▶ [Task to complete]: Work out the number of lines with "NeerslagSom" in them. Reply with that number and no other words.
━━ Input records
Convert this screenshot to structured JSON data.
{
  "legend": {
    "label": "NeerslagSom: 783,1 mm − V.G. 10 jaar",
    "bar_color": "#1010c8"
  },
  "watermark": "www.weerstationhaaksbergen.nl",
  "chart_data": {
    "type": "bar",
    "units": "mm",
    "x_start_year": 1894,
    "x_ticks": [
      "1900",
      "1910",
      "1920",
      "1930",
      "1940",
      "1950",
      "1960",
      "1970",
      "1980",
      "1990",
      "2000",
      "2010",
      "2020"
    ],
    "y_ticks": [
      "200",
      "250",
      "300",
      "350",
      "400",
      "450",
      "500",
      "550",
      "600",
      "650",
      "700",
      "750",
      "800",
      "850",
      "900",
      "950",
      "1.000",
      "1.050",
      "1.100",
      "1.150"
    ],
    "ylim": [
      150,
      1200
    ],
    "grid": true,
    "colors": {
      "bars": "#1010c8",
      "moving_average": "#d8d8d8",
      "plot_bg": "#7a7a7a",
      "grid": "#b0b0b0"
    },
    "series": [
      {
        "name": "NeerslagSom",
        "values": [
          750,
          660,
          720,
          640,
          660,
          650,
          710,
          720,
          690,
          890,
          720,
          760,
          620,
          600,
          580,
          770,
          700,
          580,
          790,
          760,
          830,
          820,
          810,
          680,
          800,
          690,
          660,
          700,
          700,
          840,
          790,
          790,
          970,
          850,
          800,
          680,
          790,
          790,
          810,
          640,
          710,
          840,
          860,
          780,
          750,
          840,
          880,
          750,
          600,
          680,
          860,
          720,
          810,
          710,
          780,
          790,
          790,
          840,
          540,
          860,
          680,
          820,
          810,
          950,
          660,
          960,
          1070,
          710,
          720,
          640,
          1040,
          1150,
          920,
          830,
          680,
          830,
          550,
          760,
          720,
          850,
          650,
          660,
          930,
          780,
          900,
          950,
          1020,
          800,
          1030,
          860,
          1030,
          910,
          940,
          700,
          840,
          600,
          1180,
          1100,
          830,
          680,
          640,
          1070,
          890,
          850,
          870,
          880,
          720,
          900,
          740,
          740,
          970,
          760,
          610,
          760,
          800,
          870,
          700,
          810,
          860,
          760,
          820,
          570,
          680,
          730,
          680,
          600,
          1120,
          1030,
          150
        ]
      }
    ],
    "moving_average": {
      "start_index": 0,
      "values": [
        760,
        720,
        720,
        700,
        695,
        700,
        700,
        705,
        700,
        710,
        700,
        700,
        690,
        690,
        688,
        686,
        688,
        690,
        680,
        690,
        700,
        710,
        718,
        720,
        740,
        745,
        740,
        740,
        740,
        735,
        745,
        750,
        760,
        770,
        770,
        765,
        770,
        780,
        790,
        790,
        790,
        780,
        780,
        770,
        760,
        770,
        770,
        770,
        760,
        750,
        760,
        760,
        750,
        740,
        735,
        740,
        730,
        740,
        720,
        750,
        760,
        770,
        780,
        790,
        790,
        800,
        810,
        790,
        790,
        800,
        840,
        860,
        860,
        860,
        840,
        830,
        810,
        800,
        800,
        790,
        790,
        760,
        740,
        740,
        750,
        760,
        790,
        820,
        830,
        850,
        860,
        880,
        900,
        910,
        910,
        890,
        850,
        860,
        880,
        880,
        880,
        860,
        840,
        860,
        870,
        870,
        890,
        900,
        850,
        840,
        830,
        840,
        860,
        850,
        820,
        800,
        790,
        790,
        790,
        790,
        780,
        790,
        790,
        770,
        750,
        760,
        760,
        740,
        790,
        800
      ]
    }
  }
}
━━━━
▶ [Solved problem]: 2